┌─ Passage shown
In 2012 Lammy pledged his support to Ken Livingstone's bid to become the Labour London mayoral candidate in the 2012 London mayoral election, declaring him "London's Mayor in waiting". Lammy became Livingstone's selection campaign chair. In 2014, Lammy announced that he was considering entering the race to become Mayor of London in the 2016 election.

Lammy was again re-elected at the 2015 general election with an increased vote share of 67.3% and an increased majority of 23,564. Following the party's defeat, Lammy was one of 36 Labour MPs to nominate Jeremy Corbyn, whom he is good friends with, as a candidate in the Labour leadership election of 2015.

===London mayoral candidate===

On 4 September 2014 Lammy announced his intention to seek the Labour nomination for the 2016 mayoral election. In the London Labour Party's selection process, he secured 9.4% of first preference votes and was fourth overall, behind Sadiq Khan, Tessa Jowell and Diane Abbott.
└─
┌─ Given records
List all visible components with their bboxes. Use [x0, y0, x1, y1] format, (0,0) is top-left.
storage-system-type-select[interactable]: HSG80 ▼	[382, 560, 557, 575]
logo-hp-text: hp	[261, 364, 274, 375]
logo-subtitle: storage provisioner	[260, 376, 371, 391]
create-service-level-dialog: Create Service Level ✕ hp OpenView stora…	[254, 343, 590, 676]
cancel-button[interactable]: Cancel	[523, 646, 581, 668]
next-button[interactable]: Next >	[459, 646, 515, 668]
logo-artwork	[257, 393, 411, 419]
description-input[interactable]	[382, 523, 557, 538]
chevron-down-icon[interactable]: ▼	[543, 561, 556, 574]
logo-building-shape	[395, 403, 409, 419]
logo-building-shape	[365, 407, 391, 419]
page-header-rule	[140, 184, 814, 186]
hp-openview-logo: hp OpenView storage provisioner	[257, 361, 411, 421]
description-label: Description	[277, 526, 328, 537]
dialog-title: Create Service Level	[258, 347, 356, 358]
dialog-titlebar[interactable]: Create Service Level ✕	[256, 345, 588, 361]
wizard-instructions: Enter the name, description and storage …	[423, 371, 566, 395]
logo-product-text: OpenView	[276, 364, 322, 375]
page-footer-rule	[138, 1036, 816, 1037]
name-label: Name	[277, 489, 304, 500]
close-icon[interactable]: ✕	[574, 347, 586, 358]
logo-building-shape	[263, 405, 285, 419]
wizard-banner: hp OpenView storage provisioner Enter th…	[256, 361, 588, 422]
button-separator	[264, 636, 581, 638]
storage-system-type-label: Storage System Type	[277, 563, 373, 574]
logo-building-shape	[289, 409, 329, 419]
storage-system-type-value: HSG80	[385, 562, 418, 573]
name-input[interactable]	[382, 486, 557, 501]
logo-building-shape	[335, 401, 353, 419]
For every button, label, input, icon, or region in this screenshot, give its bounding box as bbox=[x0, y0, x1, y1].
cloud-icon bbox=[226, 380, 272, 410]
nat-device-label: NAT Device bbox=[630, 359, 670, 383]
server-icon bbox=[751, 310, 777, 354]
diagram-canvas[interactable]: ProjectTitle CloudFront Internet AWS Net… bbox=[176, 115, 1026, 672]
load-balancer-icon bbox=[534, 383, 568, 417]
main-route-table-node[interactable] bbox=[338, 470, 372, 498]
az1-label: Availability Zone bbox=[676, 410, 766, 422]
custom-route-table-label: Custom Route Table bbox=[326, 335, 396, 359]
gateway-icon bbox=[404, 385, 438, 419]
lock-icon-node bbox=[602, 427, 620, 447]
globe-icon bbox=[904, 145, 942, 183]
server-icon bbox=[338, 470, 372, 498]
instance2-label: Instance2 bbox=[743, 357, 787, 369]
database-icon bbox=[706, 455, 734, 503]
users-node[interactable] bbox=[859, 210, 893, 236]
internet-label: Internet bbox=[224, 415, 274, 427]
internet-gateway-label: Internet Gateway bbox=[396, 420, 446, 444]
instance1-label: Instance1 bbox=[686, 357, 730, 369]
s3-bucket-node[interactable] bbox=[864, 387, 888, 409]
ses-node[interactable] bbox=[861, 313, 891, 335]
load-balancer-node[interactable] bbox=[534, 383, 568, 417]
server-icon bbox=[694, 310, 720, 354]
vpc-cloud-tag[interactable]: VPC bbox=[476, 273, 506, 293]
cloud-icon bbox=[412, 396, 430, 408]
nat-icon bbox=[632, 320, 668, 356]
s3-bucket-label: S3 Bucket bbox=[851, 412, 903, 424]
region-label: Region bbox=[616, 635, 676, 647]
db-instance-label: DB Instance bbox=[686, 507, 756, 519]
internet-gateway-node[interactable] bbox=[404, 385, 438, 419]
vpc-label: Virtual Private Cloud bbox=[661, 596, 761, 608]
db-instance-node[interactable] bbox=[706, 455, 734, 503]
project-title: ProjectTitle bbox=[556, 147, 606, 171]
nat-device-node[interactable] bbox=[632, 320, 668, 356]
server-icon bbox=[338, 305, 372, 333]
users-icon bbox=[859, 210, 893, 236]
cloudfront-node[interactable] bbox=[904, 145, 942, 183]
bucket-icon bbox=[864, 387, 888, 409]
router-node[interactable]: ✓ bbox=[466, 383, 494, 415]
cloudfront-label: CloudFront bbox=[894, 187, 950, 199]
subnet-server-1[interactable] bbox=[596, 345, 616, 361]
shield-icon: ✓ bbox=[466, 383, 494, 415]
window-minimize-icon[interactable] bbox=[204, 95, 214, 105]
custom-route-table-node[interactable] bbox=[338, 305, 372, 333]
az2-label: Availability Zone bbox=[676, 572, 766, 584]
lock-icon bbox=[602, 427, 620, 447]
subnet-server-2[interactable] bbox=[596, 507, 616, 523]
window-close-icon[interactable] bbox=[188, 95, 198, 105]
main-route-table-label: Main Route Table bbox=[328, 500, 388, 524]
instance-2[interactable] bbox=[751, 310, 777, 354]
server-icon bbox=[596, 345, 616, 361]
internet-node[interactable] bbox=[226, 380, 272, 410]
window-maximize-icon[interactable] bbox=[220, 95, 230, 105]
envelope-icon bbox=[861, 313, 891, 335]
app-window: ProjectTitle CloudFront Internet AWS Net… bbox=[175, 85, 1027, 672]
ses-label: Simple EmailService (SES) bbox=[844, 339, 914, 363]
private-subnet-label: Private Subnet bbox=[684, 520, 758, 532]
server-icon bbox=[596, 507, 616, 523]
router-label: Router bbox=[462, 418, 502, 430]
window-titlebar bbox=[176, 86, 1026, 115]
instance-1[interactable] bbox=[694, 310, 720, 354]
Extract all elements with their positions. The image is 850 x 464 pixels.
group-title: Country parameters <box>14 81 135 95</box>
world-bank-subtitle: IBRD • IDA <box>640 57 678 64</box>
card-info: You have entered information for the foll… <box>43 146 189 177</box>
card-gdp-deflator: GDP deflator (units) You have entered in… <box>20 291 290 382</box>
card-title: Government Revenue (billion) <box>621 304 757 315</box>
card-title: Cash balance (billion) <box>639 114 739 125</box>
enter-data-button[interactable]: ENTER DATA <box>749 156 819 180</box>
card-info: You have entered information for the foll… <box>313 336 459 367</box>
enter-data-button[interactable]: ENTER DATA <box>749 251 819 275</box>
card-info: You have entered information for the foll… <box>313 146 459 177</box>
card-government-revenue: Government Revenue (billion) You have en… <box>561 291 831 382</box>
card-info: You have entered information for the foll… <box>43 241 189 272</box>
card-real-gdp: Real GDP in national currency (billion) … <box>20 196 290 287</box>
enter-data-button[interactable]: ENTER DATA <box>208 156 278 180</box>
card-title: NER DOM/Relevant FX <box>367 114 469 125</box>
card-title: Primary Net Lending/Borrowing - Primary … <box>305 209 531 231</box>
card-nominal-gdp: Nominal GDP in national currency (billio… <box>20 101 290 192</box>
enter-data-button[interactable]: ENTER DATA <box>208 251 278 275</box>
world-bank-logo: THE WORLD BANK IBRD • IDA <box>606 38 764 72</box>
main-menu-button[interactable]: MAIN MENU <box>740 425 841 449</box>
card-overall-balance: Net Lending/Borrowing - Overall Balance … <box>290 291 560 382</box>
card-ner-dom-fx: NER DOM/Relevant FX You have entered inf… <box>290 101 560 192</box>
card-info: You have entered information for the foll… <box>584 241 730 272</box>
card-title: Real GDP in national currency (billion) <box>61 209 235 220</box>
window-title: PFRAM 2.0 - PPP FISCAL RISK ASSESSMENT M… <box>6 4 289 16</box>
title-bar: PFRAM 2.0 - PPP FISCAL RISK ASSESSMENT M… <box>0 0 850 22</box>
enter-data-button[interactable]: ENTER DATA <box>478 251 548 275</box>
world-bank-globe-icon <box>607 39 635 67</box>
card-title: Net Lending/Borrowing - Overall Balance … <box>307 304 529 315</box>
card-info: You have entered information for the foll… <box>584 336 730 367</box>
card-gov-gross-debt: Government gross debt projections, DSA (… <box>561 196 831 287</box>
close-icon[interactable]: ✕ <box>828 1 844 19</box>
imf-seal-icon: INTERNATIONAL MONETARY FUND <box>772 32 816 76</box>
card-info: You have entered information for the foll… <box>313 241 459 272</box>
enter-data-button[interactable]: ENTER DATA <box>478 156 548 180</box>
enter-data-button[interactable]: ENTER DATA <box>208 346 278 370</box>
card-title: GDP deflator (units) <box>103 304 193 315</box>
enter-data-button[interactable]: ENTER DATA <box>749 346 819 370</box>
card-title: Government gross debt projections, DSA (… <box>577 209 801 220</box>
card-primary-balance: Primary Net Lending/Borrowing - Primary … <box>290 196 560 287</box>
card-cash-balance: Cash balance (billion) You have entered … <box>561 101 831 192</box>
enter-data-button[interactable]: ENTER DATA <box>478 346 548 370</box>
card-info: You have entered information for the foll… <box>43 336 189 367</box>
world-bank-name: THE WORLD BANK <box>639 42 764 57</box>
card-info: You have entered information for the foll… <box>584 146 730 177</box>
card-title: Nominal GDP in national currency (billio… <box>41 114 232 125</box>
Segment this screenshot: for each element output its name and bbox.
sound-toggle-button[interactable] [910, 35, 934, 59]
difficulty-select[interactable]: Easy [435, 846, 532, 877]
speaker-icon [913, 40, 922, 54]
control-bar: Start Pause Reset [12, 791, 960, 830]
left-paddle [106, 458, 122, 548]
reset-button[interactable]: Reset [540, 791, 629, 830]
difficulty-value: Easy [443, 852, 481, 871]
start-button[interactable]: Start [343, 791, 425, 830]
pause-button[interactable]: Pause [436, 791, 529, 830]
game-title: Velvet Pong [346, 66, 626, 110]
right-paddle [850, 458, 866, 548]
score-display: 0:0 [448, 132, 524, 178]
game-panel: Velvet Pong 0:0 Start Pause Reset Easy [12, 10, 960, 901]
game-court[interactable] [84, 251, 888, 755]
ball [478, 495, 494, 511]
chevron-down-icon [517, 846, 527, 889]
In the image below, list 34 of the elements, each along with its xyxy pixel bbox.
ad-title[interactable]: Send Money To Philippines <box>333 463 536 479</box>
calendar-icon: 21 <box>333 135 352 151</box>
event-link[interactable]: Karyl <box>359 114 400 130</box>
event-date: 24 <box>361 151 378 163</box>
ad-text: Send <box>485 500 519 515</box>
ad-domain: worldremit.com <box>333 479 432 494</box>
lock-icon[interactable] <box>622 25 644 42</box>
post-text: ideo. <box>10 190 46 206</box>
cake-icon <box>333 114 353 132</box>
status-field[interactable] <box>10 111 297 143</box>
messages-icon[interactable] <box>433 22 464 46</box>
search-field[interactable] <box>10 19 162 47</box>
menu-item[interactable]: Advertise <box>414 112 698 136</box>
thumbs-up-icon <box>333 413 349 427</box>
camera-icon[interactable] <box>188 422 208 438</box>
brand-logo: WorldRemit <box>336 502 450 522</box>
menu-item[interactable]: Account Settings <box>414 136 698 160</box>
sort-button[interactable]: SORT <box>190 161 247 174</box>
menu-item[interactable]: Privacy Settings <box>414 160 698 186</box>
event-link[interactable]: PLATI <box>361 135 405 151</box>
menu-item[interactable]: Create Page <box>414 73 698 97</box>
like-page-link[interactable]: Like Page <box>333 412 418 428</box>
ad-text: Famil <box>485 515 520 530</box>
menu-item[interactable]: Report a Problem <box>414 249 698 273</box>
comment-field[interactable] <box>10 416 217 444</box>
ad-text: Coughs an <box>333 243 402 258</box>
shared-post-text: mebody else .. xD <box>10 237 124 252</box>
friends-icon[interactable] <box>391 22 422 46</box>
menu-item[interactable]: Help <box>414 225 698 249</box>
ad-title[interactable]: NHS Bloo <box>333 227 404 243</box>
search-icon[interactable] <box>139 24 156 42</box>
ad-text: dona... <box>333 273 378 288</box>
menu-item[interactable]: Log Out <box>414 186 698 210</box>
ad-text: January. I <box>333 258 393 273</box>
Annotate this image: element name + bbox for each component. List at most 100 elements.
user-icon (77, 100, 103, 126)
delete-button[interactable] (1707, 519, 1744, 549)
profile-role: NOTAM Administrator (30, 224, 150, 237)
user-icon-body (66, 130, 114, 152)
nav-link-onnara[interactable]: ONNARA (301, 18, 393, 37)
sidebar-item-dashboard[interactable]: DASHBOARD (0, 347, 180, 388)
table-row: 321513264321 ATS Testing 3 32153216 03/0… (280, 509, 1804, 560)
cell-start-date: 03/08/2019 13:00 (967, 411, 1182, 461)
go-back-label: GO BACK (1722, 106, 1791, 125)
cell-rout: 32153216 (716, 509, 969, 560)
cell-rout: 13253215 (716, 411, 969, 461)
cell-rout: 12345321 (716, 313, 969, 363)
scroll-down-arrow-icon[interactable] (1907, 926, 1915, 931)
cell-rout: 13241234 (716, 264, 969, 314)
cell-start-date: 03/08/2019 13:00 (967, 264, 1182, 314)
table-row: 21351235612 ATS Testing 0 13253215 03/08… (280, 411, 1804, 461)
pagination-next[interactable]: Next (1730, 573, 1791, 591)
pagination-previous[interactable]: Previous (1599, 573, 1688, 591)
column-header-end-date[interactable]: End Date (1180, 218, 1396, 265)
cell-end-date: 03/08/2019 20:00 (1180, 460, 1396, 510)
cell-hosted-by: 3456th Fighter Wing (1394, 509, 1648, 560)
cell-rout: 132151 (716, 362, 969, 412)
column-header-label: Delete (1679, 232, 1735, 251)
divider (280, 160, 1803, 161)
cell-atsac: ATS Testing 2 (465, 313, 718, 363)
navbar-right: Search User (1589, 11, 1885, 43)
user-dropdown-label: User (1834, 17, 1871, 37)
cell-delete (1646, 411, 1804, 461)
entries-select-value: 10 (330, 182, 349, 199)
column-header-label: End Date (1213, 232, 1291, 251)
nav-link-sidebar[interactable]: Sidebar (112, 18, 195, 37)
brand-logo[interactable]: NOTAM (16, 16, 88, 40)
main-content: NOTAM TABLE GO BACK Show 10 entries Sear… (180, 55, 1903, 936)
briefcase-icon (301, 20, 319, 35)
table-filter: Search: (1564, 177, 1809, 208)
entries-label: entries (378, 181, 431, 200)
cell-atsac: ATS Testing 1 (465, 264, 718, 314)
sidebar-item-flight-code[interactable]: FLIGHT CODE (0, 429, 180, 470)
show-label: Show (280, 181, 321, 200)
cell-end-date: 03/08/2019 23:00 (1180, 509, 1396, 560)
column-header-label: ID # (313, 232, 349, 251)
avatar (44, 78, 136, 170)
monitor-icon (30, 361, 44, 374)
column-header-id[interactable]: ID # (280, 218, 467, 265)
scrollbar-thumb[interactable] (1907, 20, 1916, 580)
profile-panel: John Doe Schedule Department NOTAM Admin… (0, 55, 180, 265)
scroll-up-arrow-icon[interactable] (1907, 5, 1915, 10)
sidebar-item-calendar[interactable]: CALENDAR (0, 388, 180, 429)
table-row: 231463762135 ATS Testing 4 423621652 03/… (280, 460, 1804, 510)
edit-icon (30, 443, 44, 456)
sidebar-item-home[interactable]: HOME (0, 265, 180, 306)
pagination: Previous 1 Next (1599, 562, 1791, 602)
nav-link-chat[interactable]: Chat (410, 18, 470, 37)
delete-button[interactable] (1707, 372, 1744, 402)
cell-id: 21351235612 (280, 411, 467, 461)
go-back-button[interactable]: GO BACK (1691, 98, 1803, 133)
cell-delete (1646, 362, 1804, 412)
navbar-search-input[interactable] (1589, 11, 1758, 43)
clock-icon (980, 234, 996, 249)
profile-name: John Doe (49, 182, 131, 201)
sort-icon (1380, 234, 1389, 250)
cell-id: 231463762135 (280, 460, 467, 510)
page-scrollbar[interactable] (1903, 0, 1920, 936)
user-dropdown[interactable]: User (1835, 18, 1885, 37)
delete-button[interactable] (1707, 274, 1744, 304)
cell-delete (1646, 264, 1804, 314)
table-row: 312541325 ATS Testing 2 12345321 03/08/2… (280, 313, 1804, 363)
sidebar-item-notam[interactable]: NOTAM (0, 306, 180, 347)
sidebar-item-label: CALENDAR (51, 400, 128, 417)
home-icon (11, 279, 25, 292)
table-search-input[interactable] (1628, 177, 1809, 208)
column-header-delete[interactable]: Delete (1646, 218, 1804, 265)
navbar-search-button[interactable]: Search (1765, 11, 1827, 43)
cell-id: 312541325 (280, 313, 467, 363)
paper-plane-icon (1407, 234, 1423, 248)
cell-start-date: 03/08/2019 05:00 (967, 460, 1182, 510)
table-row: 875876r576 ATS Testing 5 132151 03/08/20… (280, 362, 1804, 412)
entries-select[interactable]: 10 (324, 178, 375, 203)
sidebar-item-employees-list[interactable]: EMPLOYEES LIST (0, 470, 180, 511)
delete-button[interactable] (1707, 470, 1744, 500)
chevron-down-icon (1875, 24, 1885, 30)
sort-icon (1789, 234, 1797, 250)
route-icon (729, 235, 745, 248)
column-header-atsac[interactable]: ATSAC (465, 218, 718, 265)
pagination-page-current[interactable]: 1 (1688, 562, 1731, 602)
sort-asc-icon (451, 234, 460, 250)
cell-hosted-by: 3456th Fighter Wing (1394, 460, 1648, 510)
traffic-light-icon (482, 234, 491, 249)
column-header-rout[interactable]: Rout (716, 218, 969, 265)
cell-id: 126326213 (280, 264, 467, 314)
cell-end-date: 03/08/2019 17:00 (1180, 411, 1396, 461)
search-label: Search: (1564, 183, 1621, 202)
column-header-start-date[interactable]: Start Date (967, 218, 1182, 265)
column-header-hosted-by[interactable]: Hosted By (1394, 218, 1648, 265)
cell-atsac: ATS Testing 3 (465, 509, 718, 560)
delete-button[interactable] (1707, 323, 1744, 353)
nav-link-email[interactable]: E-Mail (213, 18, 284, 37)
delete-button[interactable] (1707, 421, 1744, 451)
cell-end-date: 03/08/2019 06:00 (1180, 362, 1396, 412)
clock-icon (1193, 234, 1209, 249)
└─
**How to complete this task:** Extend the passage on Lammy's political career, picking up right after its final sentence.

**Final answer:**
In March 2016 he was fined £5,000 for instigating 35,629 automatic phone calls urging people to back his mayoral campaign without gaining permission to contact the party members concerned. Lammy apologised "unreservedly" for breach of the Privacy and Electronic Communications (EC Directive) Regulations 2003. It was the first time a politician had been fined for authorising nuisance calls.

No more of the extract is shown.